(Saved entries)
========

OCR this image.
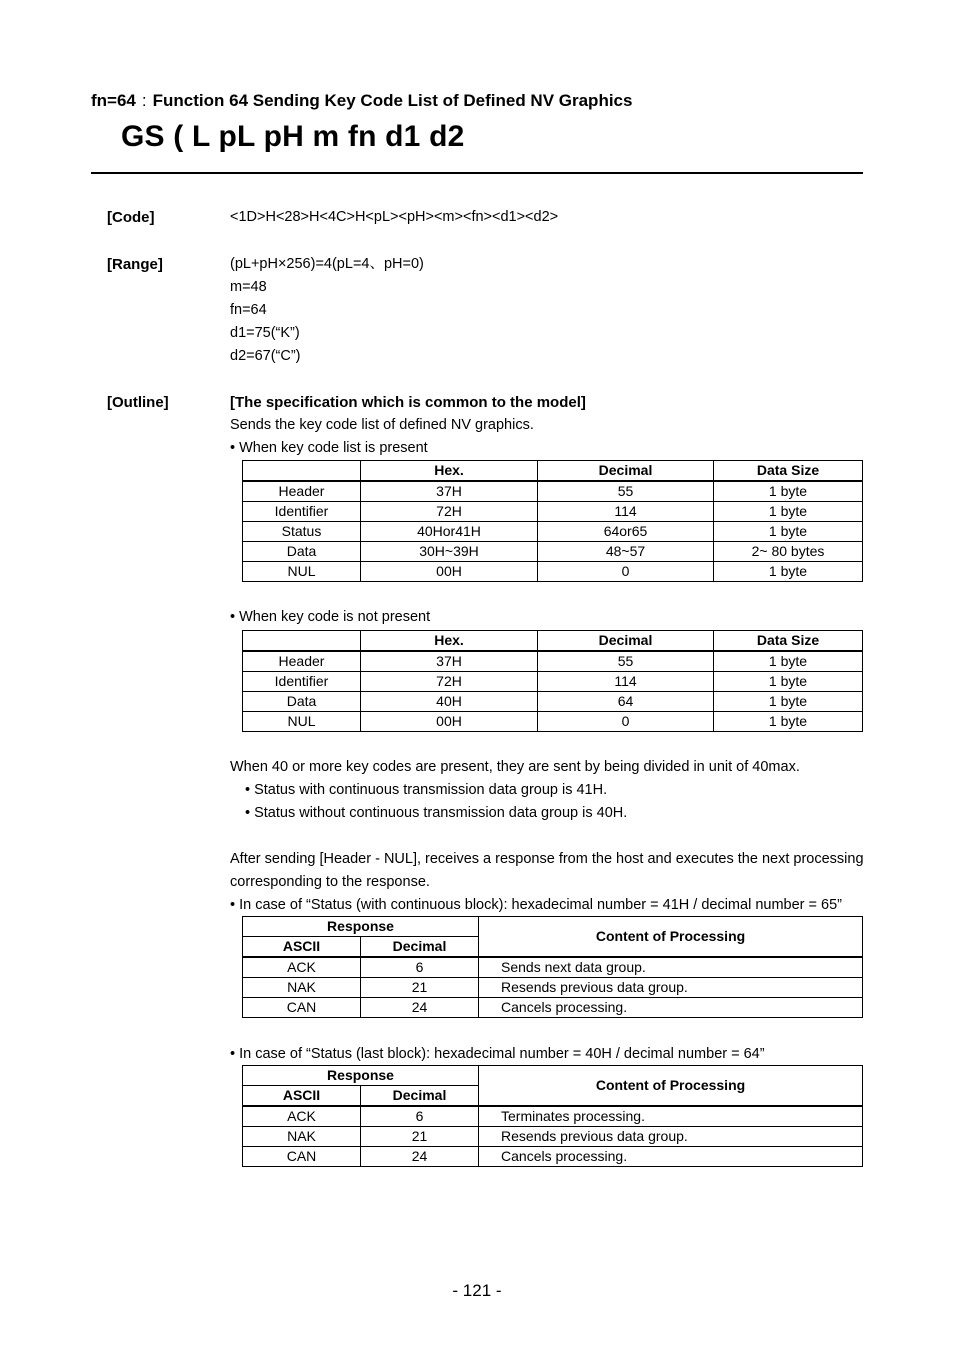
fn=64 : Function 64 Sending Key Code List of Defined NV Graphics
GS ( L pL pH m fn d1 d2
[Code]	<1D>H<28>H<4C>H<pL><pH><m><fn><d1><d2>
[Range]	(pL+pH×256)=4(pL=4、pH=0)
m=48
fn=64
d1=75(“K”)
d2=67(“C”)
[Outline]	[The specification which is common to the model]
Sends the key code list of defined NV graphics.
• When key code list is present
	Hex.	Decimal	Data Size
Header	37H	55	1 byte
Identifier	72H	114	1 byte
Status	40Hor41H	64or65	1 byte
Data	30H~39H	48~57	2~ 80 bytes
NUL	00H	0	1 byte
• When key code is not present
	Hex.	Decimal	Data Size
Header	37H	55	1 byte
Identifier	72H	114	1 byte
Data	40H	64	1 byte
NUL	00H	0	1 byte
When 40 or more key codes are present, they are sent by being divided in unit of 40max.
• Status with continuous transmission data group is 41H.
• Status without continuous transmission data group is 40H.
After sending [Header - NUL], receives a response from the host and executes the next processing
corresponding to the response.
• In case of “Status (with continuous block): hexadecimal number = 41H / decimal number = 65”
Response		Content of Processing
ASCII	Decimal	
ACK	6	Sends next data group.
NAK	21	Resends previous data group.
CAN	24	Cancels processing.
• In case of “Status (last block): hexadecimal number = 40H / decimal number = 64”
Response		Content of Processing
ASCII	Decimal	
ACK	6	Terminates processing.
NAK	21	Resends previous data group.
CAN	24	Cancels processing.
- 121 -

========

__Problem requirements__. Restate the data above word for word. Do not include the images.

__The output__.
OCR this image.
fn=64 : Function 64 Sending Key Code List of Defined NV Graphics
GS ( L pL pH m fn d1 d2
[Code]	<1D>H<28>H<4C>H<pL><pH><m><fn><d1><d2>
[Range]	(pL+pH×256)=4(pL=4、pH=0)
m=48
fn=64
d1=75(“K”)
d2=67(“C”)
[Outline]	[The specification which is common to the model]
Sends the key code list of defined NV graphics.
• When key code list is present
	Hex.	Decimal	Data Size
Header	37H	55	1 byte
Identifier	72H	114	1 byte
Status	40Hor41H	64or65	1 byte
Data	30H~39H	48~57	2~ 80 bytes
NUL	00H	0	1 byte
• When key code is not present
	Hex.	Decimal	Data Size
Header	37H	55	1 byte
Identifier	72H	114	1 byte
Data	40H	64	1 byte
NUL	00H	0	1 byte
When 40 or more key codes are present, they are sent by being divided in unit of 40max.
• Status with continuous transmission data group is 41H.
• Status without continuous transmission data group is 40H.
After sending [Header - NUL], receives a response from the host and executes the next processing
corresponding to the response.
• In case of “Status (with continuous block): hexadecimal number = 41H / decimal number = 65”
Response		Content of Processing
ASCII	Decimal	
ACK	6	Sends next data group.
NAK	21	Resends previous data group.
CAN	24	Cancels processing.
• In case of “Status (last block): hexadecimal number = 40H / decimal number = 64”
Response		Content of Processing
ASCII	Decimal	
ACK	6	Terminates processing.
NAK	21	Resends previous data group.
CAN	24	Cancels processing.
- 121 -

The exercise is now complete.